---------- Provided entries ----------

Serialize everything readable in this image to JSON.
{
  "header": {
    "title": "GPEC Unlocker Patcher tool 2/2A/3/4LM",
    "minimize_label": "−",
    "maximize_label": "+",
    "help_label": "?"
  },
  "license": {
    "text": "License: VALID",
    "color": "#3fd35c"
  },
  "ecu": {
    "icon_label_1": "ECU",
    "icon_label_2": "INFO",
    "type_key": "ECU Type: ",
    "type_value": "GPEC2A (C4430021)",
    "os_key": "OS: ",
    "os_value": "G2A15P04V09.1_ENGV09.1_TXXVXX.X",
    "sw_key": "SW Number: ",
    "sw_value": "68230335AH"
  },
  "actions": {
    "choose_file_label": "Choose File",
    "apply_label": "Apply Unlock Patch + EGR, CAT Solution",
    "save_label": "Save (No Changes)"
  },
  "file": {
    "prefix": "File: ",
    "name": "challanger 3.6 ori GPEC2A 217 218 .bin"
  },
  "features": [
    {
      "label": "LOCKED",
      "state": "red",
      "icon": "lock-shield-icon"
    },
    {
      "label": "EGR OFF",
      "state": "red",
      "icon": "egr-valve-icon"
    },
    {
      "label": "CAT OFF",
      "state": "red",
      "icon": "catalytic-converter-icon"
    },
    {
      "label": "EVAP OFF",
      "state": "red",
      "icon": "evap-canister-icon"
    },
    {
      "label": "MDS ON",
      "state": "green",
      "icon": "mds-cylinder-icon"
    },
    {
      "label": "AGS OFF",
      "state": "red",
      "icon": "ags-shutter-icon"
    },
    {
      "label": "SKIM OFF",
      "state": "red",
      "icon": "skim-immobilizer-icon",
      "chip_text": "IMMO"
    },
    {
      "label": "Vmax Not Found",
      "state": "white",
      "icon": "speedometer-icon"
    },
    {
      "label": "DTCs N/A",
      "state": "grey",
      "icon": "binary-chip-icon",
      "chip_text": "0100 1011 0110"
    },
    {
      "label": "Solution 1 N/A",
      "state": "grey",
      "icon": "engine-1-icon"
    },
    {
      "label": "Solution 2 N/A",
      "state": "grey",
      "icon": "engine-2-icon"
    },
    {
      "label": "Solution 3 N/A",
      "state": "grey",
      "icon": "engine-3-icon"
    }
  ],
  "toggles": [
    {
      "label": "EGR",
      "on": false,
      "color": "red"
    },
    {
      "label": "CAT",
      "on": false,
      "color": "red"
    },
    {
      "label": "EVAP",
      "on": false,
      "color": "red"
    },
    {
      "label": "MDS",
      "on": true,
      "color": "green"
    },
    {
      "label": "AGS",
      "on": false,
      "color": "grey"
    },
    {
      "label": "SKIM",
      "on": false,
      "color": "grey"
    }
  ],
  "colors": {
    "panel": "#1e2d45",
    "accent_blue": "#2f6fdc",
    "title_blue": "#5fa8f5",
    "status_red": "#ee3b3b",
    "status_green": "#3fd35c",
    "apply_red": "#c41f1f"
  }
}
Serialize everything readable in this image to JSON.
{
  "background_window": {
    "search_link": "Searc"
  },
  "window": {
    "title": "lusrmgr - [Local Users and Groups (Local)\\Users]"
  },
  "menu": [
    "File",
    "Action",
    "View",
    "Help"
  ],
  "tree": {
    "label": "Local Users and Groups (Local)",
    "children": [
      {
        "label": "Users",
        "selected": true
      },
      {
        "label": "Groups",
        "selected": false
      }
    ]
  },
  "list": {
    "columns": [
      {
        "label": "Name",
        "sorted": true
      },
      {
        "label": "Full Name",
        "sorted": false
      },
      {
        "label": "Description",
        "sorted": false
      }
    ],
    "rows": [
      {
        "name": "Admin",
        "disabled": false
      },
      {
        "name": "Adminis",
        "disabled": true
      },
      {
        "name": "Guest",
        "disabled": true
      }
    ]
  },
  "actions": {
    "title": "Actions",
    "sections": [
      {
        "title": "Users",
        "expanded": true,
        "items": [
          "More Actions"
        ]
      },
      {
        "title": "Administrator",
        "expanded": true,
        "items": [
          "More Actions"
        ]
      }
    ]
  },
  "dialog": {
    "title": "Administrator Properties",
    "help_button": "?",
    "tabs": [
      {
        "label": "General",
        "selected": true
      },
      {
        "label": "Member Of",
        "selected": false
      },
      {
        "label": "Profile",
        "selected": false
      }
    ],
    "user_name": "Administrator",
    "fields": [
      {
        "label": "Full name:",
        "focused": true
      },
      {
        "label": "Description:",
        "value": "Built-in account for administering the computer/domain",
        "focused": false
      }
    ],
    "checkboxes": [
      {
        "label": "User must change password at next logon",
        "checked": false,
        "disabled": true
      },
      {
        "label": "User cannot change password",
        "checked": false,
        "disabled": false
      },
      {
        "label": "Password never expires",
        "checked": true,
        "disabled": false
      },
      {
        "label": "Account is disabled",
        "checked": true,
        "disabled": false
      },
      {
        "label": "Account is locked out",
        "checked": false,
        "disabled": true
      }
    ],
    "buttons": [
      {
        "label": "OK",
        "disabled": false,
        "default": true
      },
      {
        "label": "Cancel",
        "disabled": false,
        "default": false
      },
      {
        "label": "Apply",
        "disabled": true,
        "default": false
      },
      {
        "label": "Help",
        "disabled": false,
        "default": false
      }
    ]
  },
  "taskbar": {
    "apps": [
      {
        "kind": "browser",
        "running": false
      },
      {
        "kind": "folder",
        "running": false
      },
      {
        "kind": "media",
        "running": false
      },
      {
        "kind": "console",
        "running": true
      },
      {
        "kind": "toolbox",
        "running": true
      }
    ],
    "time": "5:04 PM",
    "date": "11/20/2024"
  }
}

----------

**What you have to do**
Report how many lines in the data include the word "Description", and give nothing but the count.

**Exercise result**
2